* [YOUR TASK]
Restate the records that follow word for word; no pictures should appear.

* [RECORDS FOR PROCESSING]
>> start

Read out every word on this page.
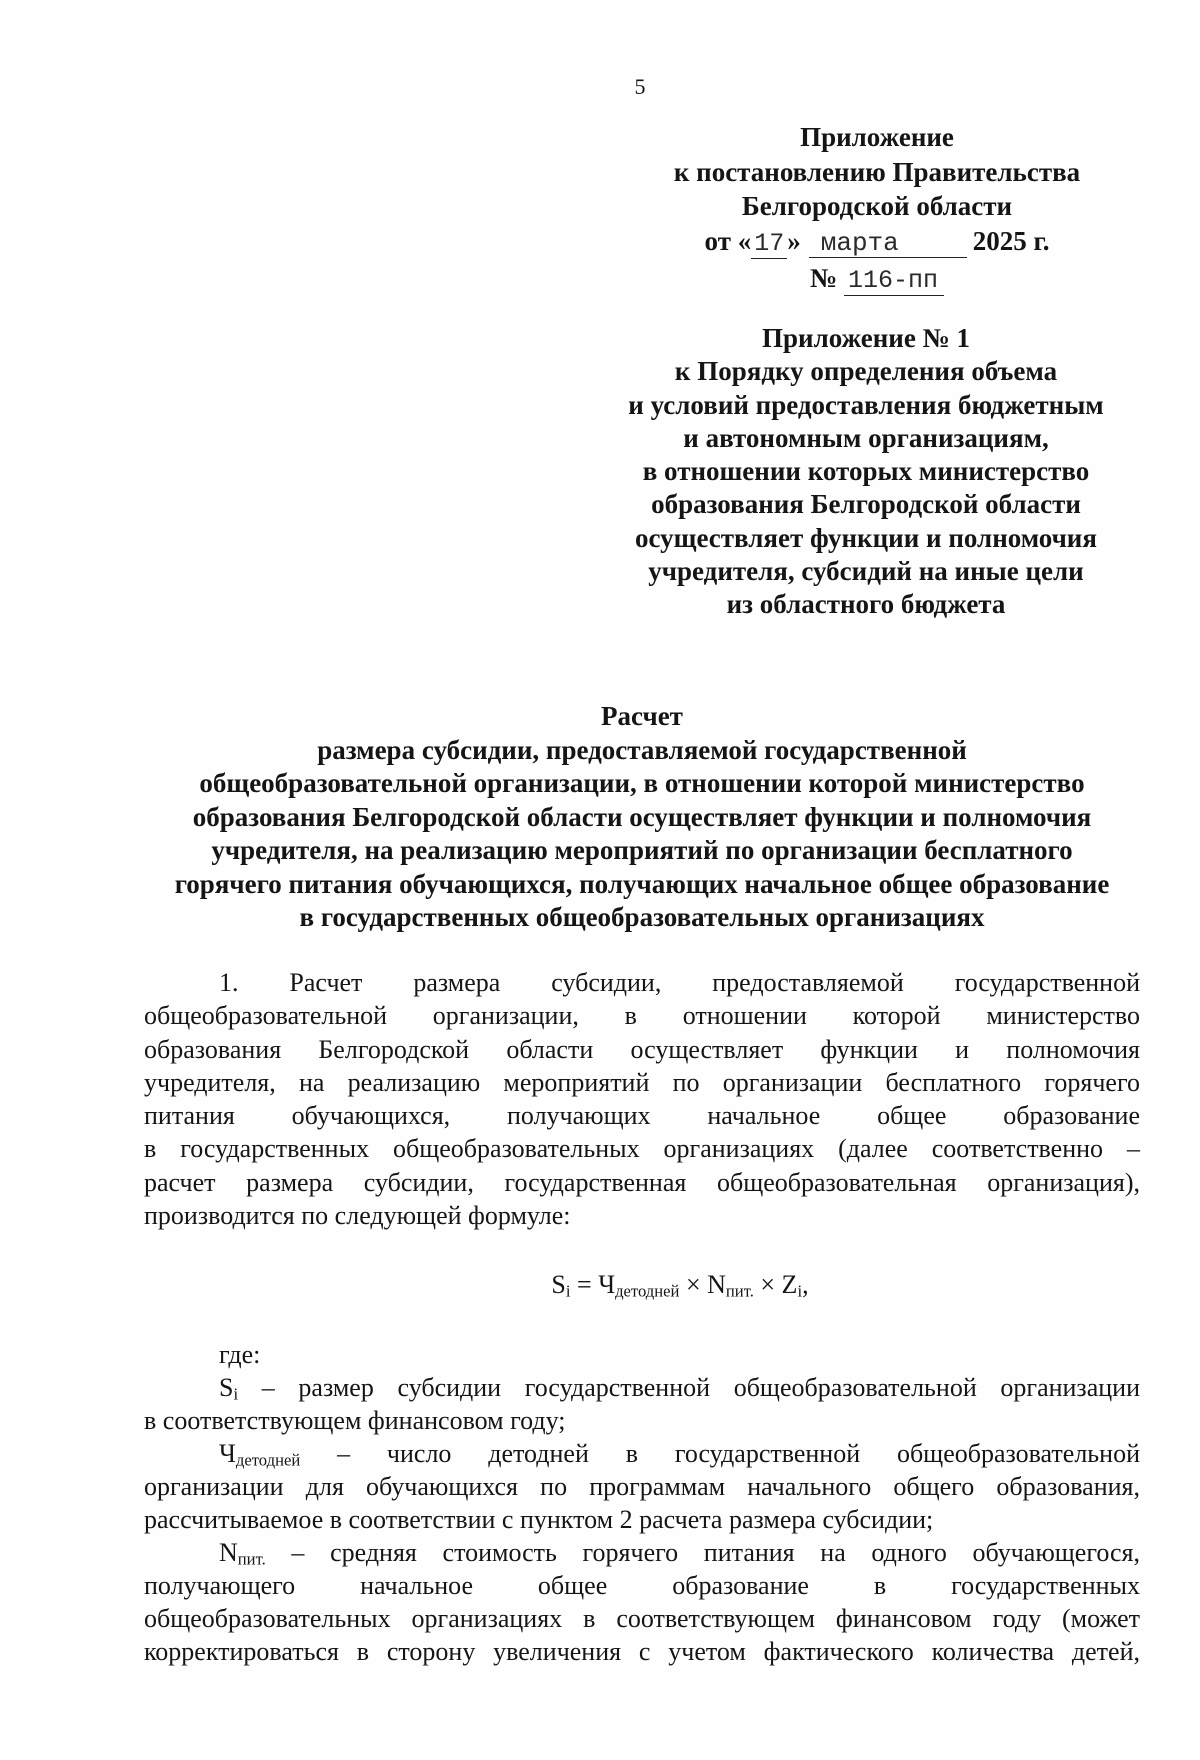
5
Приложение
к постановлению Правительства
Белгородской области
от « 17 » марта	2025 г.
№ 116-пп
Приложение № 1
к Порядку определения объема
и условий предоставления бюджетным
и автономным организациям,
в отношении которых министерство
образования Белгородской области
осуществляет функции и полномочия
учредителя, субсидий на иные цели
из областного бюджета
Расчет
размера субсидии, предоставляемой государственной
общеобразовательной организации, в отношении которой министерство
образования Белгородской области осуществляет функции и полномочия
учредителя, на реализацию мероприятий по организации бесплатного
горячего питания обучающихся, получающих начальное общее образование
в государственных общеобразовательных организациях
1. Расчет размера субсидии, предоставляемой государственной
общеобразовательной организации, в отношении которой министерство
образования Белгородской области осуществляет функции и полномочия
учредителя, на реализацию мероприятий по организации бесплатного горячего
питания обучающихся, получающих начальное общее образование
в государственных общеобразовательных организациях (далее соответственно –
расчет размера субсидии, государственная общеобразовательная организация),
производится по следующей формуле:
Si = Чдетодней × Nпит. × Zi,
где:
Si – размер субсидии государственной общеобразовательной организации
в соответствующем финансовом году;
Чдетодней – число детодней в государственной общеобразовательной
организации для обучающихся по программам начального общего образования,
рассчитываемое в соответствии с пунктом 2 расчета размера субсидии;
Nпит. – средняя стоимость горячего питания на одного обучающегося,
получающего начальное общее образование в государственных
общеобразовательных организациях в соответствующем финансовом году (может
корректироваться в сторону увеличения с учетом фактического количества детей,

>> end

* [ANSWER TO THIS EXERCISE]
Read out every word on this page.
5
Приложение
к постановлению Правительства
Белгородской области
от « 17 » марта	2025 г.
№ 116-пп
Приложение № 1
к Порядку определения объема
и условий предоставления бюджетным
и автономным организациям,
в отношении которых министерство
образования Белгородской области
осуществляет функции и полномочия
учредителя, субсидий на иные цели
из областного бюджета
Расчет
размера субсидии, предоставляемой государственной
общеобразовательной организации, в отношении которой министерство
образования Белгородской области осуществляет функции и полномочия
учредителя, на реализацию мероприятий по организации бесплатного
горячего питания обучающихся, получающих начальное общее образование
в государственных общеобразовательных организациях
1. Расчет размера субсидии, предоставляемой государственной
общеобразовательной организации, в отношении которой министерство
образования Белгородской области осуществляет функции и полномочия
учредителя, на реализацию мероприятий по организации бесплатного горячего
питания обучающихся, получающих начальное общее образование
в государственных общеобразовательных организациях (далее соответственно –
расчет размера субсидии, государственная общеобразовательная организация),
производится по следующей формуле:
Si = Чдетодней × Nпит. × Zi,
где:
Si – размер субсидии государственной общеобразовательной организации
в соответствующем финансовом году;
Чдетодней – число детодней в государственной общеобразовательной
организации для обучающихся по программам начального общего образования,
рассчитываемое в соответствии с пунктом 2 расчета размера субсидии;
Nпит. – средняя стоимость горячего питания на одного обучающегося,
получающего начальное общее образование в государственных
общеобразовательных организациях в соответствующем финансовом году (может
корректироваться в сторону увеличения с учетом фактического количества детей,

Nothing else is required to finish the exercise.